Exclude the pictures; give every entry again exactly as written.

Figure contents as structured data
^^^^^^^^
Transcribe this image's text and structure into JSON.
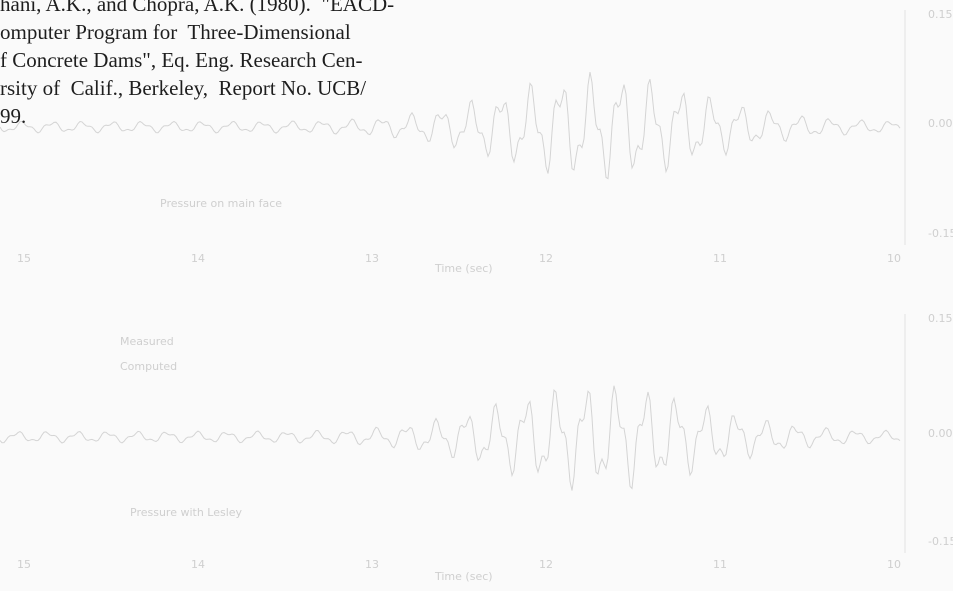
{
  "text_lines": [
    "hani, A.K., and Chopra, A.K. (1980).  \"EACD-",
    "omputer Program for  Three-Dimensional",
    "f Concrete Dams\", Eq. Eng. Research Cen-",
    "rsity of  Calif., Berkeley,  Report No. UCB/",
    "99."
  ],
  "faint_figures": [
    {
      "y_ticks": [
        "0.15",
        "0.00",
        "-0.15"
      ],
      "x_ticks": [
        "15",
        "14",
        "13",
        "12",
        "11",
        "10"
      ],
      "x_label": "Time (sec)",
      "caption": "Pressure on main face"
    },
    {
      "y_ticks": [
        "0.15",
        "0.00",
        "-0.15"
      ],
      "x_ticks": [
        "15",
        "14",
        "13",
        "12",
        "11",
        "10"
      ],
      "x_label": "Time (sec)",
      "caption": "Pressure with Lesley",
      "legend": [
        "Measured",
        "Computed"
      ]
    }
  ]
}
^^^^^^^^
» Exercise solution:
Transcribe this image's text and structure into JSON.
{
  "text_lines": [
    "hani, A.K., and Chopra, A.K. (1980).  \"EACD-",
    "omputer Program for  Three-Dimensional",
    "f Concrete Dams\", Eq. Eng. Research Cen-",
    "rsity of  Calif., Berkeley,  Report No. UCB/",
    "99."
  ],
  "faint_figures": [
    {
      "y_ticks": [
        "0.15",
        "0.00",
        "-0.15"
      ],
      "x_ticks": [
        "15",
        "14",
        "13",
        "12",
        "11",
        "10"
      ],
      "x_label": "Time (sec)",
      "caption": "Pressure on main face"
    },
    {
      "y_ticks": [
        "0.15",
        "0.00",
        "-0.15"
      ],
      "x_ticks": [
        "15",
        "14",
        "13",
        "12",
        "11",
        "10"
      ],
      "x_label": "Time (sec)",
      "caption": "Pressure with Lesley",
      "legend": [
        "Measured",
        "Computed"
      ]
    }
  ]
}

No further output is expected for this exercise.